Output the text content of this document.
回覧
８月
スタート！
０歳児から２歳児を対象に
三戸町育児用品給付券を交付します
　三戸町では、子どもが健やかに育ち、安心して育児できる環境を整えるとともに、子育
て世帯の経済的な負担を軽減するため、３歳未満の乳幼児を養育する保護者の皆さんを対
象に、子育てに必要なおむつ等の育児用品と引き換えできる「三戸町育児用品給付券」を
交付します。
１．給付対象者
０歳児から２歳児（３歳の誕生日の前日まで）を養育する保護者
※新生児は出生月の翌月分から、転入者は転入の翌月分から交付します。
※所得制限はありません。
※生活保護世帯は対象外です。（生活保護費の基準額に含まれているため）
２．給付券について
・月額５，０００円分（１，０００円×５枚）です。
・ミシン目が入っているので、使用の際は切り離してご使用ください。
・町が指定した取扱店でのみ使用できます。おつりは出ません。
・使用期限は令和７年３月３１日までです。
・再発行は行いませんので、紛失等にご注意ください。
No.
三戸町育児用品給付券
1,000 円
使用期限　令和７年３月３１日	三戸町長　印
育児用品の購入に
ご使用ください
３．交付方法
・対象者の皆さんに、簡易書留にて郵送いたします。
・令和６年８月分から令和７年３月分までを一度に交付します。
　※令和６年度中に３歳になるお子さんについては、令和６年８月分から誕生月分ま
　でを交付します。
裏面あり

- _AIM_
Your task is to output all of the data above word for word.

- _WORKED ANSWER_
Output the text content of this document.
回覧
８月
スタート！
０歳児から２歳児を対象に
三戸町育児用品給付券を交付します
　三戸町では、子どもが健やかに育ち、安心して育児できる環境を整えるとともに、子育
て世帯の経済的な負担を軽減するため、３歳未満の乳幼児を養育する保護者の皆さんを対
象に、子育てに必要なおむつ等の育児用品と引き換えできる「三戸町育児用品給付券」を
交付します。
１．給付対象者
０歳児から２歳児（３歳の誕生日の前日まで）を養育する保護者
※新生児は出生月の翌月分から、転入者は転入の翌月分から交付します。
※所得制限はありません。
※生活保護世帯は対象外です。（生活保護費の基準額に含まれているため）
２．給付券について
・月額５，０００円分（１，０００円×５枚）です。
・ミシン目が入っているので、使用の際は切り離してご使用ください。
・町が指定した取扱店でのみ使用できます。おつりは出ません。
・使用期限は令和７年３月３１日までです。
・再発行は行いませんので、紛失等にご注意ください。
No.
三戸町育児用品給付券
1,000 円
使用期限　令和７年３月３１日	三戸町長　印
育児用品の購入に
ご使用ください
３．交付方法
・対象者の皆さんに、簡易書留にて郵送いたします。
・令和６年８月分から令和７年３月分までを一度に交付します。
　※令和６年度中に３歳になるお子さんについては、令和６年８月分から誕生月分ま
　でを交付します。
裏面あり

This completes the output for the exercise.